[REQUEST] Filter these entries, keeping only lines that hold the word "Tail".
[Start of ENTRIES]
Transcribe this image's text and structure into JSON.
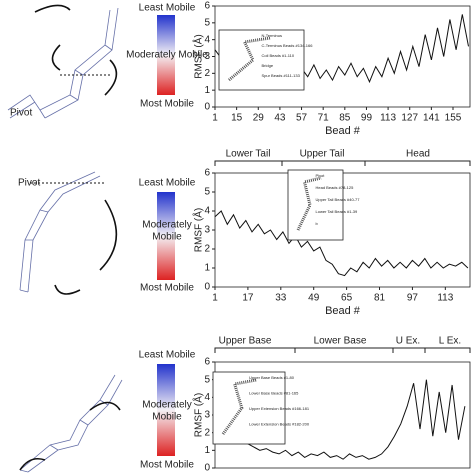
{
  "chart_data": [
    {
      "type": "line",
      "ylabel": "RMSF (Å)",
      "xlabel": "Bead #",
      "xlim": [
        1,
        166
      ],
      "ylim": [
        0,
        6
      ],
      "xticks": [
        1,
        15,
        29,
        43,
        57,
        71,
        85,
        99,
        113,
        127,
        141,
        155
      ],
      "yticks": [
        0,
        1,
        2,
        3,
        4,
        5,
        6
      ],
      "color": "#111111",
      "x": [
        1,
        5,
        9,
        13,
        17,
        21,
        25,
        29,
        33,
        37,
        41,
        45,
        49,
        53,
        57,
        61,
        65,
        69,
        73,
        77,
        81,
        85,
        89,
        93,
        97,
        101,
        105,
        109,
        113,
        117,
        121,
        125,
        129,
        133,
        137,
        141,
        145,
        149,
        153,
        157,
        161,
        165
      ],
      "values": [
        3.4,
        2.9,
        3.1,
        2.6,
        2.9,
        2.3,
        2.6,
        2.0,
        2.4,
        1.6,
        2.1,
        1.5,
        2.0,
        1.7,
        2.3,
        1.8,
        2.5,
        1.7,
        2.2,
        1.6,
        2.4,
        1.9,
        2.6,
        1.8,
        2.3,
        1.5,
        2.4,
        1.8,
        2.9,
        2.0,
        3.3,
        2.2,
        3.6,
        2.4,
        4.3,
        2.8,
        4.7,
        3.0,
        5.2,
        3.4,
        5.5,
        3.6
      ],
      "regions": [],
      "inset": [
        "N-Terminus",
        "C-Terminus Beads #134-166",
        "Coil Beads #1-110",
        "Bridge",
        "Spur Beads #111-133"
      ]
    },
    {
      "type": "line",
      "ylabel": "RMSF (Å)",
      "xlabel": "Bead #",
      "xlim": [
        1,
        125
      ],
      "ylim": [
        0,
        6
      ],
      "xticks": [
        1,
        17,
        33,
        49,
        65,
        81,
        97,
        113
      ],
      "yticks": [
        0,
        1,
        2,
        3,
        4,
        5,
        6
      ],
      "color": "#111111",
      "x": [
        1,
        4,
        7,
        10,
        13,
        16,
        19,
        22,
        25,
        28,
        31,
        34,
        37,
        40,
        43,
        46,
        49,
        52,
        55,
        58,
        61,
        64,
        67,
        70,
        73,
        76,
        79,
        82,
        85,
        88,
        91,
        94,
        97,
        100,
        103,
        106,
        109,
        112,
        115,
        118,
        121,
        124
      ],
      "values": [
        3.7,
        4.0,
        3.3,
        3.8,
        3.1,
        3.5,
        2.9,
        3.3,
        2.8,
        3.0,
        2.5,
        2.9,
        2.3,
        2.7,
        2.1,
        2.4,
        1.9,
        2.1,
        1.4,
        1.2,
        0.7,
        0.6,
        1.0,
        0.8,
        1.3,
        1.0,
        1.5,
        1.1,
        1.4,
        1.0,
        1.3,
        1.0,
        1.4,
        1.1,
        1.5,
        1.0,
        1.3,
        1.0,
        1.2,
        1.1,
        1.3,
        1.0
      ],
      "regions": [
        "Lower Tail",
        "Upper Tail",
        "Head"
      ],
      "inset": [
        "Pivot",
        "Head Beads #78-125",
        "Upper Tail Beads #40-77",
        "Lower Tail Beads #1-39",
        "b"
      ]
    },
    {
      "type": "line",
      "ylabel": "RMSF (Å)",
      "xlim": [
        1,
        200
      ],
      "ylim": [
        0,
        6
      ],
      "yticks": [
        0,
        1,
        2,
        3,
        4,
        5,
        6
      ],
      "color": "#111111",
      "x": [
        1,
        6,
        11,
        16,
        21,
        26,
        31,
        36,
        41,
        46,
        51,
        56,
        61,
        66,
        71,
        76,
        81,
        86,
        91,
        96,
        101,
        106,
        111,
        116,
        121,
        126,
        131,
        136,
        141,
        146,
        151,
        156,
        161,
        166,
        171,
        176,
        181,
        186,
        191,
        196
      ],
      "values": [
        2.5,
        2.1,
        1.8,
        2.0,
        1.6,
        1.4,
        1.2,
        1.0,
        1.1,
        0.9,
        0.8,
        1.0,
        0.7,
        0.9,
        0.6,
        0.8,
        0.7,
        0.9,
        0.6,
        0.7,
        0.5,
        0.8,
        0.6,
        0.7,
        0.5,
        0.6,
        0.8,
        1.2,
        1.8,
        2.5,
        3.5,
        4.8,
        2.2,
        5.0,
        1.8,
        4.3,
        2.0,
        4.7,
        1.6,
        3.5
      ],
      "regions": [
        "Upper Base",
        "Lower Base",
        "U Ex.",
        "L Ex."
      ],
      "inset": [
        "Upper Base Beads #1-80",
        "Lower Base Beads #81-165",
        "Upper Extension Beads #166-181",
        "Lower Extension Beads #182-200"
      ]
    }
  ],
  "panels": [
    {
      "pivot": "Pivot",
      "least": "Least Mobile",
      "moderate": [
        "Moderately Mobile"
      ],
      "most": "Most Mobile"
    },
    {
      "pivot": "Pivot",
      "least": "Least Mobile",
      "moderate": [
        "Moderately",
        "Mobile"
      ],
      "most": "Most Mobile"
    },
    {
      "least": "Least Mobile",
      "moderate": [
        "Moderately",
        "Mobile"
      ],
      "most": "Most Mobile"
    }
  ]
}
[End of ENTRIES]
[EXPECTED ANSWER]
        "Lower Tail",
        "Upper Tail",
        "Upper Tail Beads #40-77",
        "Lower Tail Beads #1-39",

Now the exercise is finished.